= EXERCISE GOAL =
Read the listing and extract each line that includes the word "type".

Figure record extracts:

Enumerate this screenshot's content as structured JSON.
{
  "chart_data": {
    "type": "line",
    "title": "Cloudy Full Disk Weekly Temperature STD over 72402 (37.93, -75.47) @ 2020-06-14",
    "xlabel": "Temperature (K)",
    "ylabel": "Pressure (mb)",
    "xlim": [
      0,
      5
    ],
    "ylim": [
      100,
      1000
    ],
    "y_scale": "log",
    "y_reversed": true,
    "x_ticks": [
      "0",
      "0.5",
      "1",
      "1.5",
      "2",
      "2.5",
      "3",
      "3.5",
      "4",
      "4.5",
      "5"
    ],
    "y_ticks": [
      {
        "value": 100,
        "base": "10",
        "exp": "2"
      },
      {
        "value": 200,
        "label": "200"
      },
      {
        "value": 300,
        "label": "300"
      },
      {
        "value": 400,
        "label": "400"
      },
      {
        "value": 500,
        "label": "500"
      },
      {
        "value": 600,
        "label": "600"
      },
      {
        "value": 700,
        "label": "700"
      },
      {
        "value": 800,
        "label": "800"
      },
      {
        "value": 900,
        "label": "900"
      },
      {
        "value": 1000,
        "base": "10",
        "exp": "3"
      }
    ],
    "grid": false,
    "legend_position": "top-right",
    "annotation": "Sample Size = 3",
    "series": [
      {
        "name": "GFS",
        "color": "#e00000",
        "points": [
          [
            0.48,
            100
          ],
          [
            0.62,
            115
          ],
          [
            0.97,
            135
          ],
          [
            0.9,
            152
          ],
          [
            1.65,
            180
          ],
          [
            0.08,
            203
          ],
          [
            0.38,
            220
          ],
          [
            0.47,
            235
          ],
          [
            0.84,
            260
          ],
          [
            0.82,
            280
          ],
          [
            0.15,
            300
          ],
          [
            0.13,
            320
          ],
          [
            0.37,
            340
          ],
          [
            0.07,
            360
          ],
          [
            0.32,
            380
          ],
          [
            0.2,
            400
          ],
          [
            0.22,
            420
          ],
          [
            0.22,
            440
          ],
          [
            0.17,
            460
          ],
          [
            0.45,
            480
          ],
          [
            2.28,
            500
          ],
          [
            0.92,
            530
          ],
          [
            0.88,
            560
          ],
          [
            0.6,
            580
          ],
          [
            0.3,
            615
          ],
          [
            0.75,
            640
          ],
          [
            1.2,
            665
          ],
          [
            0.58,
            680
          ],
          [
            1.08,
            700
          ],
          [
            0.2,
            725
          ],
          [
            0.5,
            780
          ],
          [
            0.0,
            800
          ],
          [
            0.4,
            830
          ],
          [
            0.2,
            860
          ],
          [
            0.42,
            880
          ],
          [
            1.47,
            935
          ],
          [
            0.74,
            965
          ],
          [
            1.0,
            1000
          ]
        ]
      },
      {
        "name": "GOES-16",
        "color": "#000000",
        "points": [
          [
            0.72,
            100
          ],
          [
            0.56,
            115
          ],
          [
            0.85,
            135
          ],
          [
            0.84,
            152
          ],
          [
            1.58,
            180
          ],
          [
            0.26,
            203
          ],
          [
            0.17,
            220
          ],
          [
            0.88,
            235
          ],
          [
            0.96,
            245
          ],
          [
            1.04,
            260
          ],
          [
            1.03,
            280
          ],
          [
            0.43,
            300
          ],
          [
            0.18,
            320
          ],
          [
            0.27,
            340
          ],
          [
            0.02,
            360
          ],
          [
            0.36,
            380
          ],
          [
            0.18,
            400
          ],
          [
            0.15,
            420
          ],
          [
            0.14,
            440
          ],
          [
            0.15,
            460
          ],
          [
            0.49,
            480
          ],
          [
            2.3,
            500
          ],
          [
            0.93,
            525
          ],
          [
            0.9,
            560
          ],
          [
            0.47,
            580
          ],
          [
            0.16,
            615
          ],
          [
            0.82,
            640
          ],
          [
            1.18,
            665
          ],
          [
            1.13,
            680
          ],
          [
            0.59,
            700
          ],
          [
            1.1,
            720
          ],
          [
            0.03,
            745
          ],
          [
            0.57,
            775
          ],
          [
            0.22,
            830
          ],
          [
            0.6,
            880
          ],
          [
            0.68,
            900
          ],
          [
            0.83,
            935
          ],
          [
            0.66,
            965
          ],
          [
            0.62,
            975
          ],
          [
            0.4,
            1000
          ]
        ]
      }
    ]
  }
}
* * *
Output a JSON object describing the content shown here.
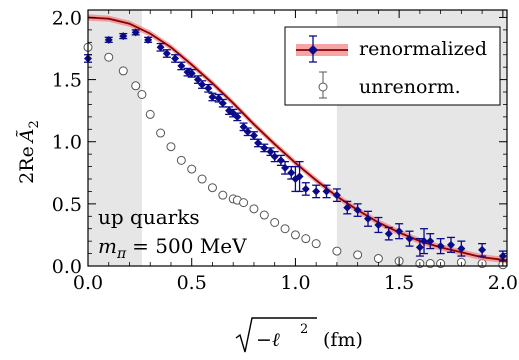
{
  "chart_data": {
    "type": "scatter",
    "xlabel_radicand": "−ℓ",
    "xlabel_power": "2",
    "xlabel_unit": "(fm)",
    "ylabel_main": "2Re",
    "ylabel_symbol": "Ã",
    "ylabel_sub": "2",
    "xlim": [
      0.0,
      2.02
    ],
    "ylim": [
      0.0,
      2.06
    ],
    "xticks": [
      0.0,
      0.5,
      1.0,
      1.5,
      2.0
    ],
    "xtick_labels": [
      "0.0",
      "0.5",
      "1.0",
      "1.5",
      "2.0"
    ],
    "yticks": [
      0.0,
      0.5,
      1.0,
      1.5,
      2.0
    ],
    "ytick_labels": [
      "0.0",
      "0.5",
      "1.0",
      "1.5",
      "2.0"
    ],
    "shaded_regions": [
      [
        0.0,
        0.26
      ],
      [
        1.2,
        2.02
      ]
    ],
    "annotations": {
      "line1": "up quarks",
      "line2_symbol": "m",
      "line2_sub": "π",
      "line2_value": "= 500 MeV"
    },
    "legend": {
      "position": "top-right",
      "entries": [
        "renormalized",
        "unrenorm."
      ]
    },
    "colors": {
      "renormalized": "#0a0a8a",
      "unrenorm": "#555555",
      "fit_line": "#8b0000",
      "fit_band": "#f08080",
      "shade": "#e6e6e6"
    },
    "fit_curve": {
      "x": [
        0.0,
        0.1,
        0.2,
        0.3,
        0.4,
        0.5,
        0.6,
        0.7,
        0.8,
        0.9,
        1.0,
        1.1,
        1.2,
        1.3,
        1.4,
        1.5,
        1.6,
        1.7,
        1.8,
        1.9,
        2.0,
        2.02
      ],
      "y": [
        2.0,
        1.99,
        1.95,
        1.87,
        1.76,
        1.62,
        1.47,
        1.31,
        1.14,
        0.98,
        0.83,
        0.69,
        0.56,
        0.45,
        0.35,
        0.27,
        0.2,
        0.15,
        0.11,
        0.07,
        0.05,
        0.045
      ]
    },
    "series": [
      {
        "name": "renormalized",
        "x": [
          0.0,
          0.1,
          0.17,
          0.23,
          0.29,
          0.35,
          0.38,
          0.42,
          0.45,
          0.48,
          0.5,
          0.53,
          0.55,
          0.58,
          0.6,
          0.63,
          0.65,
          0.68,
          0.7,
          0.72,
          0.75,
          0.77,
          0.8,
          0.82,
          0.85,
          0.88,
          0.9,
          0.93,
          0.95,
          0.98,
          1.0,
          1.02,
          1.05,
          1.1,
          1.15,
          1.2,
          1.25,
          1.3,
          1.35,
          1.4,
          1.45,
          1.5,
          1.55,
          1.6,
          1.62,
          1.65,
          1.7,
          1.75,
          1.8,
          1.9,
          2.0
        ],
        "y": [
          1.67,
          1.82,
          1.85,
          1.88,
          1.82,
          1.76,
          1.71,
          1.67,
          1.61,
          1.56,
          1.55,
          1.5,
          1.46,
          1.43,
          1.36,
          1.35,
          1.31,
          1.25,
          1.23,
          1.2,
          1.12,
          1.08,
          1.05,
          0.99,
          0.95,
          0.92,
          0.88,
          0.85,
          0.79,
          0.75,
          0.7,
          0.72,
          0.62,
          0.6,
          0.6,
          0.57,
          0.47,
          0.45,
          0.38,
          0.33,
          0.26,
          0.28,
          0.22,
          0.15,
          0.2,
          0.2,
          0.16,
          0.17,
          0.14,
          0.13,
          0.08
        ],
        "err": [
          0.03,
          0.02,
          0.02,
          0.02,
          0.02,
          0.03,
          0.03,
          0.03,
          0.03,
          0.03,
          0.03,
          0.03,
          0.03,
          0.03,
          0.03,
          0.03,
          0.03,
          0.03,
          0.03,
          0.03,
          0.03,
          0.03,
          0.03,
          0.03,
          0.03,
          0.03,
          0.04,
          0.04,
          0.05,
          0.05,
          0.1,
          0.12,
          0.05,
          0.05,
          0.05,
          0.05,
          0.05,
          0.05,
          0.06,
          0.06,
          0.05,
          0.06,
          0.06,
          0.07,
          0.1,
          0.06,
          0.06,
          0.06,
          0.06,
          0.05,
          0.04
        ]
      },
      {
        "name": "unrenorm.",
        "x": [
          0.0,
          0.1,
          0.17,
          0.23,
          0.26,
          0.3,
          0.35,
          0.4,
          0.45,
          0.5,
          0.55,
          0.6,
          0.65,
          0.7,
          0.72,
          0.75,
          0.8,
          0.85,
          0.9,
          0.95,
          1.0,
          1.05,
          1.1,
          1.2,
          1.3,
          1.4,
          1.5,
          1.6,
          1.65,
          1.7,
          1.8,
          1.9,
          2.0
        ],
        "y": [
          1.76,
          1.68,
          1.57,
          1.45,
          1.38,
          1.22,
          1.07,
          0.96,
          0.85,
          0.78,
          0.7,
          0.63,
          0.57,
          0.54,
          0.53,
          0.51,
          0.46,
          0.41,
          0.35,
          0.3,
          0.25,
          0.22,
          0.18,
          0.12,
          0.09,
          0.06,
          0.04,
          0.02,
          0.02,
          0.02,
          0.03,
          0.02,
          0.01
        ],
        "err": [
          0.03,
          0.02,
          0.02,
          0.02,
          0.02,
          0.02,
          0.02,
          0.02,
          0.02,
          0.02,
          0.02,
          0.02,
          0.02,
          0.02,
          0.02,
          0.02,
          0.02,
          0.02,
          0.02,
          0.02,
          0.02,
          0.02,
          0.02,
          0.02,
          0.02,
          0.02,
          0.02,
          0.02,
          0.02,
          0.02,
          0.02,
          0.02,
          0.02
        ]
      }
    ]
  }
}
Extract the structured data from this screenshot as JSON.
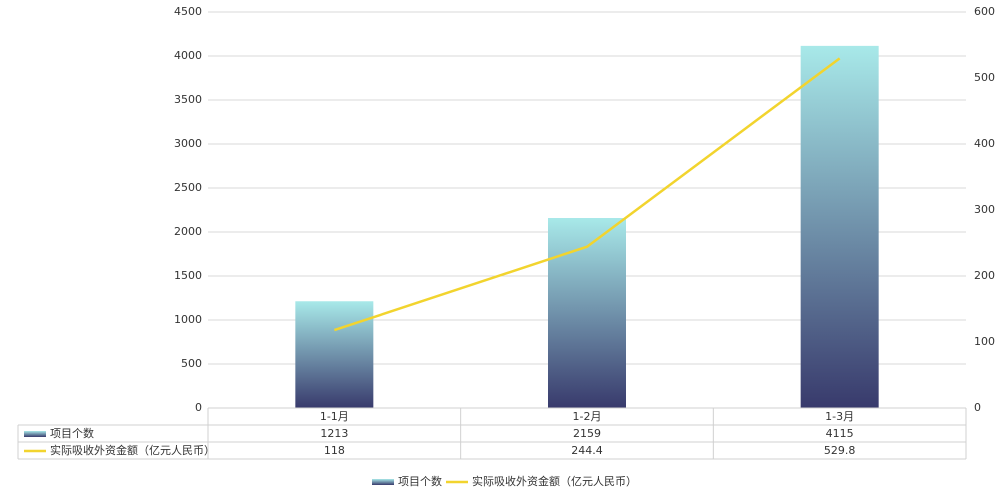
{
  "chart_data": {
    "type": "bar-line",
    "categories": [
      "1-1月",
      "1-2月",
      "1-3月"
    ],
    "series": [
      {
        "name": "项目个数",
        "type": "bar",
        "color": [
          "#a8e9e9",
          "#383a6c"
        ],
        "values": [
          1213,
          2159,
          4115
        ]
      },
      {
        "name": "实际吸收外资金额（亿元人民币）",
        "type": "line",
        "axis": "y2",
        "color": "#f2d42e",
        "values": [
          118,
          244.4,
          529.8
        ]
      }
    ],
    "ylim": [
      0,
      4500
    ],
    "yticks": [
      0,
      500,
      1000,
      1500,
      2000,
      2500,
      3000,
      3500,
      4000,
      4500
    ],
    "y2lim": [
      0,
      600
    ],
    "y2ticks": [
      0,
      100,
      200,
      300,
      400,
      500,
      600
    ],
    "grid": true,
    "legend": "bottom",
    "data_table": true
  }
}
--
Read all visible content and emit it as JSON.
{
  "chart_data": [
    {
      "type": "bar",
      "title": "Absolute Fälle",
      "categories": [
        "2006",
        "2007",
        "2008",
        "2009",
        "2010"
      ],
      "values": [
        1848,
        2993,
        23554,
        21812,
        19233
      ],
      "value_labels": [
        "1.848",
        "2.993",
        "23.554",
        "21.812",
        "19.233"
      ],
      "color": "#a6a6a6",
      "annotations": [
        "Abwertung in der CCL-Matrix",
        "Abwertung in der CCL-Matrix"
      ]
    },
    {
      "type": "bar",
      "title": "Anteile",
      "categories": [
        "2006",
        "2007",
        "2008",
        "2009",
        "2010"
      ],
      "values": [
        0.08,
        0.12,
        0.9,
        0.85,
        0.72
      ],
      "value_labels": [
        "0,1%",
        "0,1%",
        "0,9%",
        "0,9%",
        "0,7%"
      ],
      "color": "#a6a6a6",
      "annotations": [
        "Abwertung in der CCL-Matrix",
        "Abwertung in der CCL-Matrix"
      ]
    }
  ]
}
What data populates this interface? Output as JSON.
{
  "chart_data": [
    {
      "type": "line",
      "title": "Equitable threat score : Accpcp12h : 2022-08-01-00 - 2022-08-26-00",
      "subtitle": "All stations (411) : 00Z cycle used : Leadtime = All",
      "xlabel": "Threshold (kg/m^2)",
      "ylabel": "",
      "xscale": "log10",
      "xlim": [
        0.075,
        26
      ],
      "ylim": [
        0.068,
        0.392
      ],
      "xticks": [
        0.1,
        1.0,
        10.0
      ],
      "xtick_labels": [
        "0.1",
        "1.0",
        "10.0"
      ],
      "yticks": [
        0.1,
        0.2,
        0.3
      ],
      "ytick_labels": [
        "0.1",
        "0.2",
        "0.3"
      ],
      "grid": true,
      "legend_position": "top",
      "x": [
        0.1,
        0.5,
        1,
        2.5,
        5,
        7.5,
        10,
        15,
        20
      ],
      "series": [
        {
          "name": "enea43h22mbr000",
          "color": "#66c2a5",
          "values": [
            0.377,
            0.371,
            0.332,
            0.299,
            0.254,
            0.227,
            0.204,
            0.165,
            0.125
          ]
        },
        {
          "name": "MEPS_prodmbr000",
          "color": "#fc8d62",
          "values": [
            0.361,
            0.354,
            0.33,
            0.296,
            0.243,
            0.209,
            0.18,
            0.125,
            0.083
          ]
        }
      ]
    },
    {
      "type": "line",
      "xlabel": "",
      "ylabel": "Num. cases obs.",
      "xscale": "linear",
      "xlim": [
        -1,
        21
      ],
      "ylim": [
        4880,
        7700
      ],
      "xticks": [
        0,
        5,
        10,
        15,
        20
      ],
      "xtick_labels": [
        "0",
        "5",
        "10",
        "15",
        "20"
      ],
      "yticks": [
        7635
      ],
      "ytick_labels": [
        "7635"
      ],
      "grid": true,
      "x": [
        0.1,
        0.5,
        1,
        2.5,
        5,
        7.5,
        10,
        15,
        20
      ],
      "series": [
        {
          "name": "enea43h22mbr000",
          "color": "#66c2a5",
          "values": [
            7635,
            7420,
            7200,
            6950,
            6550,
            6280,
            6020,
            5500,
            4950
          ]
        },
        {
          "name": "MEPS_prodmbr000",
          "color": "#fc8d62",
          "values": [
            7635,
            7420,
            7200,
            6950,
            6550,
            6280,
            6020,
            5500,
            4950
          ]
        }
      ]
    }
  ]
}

= WRITTEN SOLUTION =
    "type": "line",
    "type": "scatter",
    "type": "bar-line",
        "type": "bar",
        "type": "line",
      "type": "bar",
      "type": "bar",
      "type": "line",
      "type": "line",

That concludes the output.